* [Work instructions] Write out every record in full, exactly as written, please.

━━━ Data provided ━━━

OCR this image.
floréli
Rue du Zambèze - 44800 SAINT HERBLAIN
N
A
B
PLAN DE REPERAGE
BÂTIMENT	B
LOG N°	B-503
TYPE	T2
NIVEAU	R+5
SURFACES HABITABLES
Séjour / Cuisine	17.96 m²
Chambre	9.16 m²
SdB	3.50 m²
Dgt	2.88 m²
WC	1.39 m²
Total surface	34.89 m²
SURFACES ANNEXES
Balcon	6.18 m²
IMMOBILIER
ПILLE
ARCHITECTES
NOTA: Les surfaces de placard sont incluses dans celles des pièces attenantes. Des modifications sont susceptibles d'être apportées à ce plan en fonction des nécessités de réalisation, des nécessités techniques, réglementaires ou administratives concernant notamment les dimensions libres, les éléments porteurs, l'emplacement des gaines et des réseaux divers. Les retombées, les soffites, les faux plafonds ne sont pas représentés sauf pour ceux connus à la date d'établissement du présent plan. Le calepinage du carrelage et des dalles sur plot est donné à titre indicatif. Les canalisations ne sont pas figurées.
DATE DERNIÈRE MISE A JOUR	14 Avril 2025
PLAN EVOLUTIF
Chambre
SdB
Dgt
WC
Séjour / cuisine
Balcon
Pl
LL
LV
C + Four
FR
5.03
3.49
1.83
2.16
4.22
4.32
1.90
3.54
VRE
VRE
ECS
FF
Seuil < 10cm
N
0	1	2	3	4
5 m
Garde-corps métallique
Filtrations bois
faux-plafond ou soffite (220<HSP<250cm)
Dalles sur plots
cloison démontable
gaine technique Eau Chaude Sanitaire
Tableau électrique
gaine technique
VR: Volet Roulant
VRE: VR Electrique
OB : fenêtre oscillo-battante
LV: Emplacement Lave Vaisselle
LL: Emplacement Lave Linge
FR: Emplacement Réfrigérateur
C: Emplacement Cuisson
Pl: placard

━━━

* [Written answer]
OCR this image.
floréli
Rue du Zambèze - 44800 SAINT HERBLAIN
N
A
B
PLAN DE REPERAGE
BÂTIMENT	B
LOG N°	B-503
TYPE	T2
NIVEAU	R+5
SURFACES HABITABLES
Séjour / Cuisine	17.96 m²
Chambre	9.16 m²
SdB	3.50 m²
Dgt	2.88 m²
WC	1.39 m²
Total surface	34.89 m²
SURFACES ANNEXES
Balcon	6.18 m²
IMMOBILIER
ПILLE
ARCHITECTES
NOTA: Les surfaces de placard sont incluses dans celles des pièces attenantes. Des modifications sont susceptibles d'être apportées à ce plan en fonction des nécessités de réalisation, des nécessités techniques, réglementaires ou administratives concernant notamment les dimensions libres, les éléments porteurs, l'emplacement des gaines et des réseaux divers. Les retombées, les soffites, les faux plafonds ne sont pas représentés sauf pour ceux connus à la date d'établissement du présent plan. Le calepinage du carrelage et des dalles sur plot est donné à titre indicatif. Les canalisations ne sont pas figurées.
DATE DERNIÈRE MISE A JOUR	14 Avril 2025
PLAN EVOLUTIF
Chambre
SdB
Dgt
WC
Séjour / cuisine
Balcon
Pl
LL
LV
C + Four
FR
5.03
3.49
1.83
2.16
4.22
4.32
1.90
3.54
VRE
VRE
ECS
FF
Seuil < 10cm
N
0	1	2	3	4
5 m
Garde-corps métallique
Filtrations bois
faux-plafond ou soffite (220<HSP<250cm)
Dalles sur plots
cloison démontable
gaine technique Eau Chaude Sanitaire
Tableau électrique
gaine technique
VR: Volet Roulant
VRE: VR Electrique
OB : fenêtre oscillo-battante
LV: Emplacement Lave Vaisselle
LL: Emplacement Lave Linge
FR: Emplacement Réfrigérateur
C: Emplacement Cuisson
Pl: placard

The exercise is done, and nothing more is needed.